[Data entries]
▽
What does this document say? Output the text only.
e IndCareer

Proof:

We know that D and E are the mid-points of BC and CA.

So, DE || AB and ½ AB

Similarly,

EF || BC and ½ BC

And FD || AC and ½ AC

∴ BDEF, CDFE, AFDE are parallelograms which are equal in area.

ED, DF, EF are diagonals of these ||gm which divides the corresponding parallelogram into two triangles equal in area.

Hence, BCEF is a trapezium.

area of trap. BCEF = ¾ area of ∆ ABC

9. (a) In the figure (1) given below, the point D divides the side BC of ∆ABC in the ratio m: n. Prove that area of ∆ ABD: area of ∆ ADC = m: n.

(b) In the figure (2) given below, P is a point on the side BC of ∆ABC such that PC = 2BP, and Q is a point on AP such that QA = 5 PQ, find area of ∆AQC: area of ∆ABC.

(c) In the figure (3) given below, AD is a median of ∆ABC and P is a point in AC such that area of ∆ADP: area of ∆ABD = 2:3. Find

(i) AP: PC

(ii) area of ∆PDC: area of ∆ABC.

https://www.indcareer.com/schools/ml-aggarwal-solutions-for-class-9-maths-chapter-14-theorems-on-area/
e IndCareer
△
__WRITTEN PROBLEM__
Gather all lines with the string "side" from the data.

__TASK RESPONSE__
9. (a) In the figure (1) given below, the point D divides the side BC of ∆ABC in the ratio m: n. Prove that area of ∆ ABD: area of ∆ ADC = m: n.
(b) In the figure (2) given below, P is a point on the side BC of ∆ABC such that PC = 2BP, and Q is a point on AP such that QA = 5 PQ, find area of ∆AQC: area of ∆ABC.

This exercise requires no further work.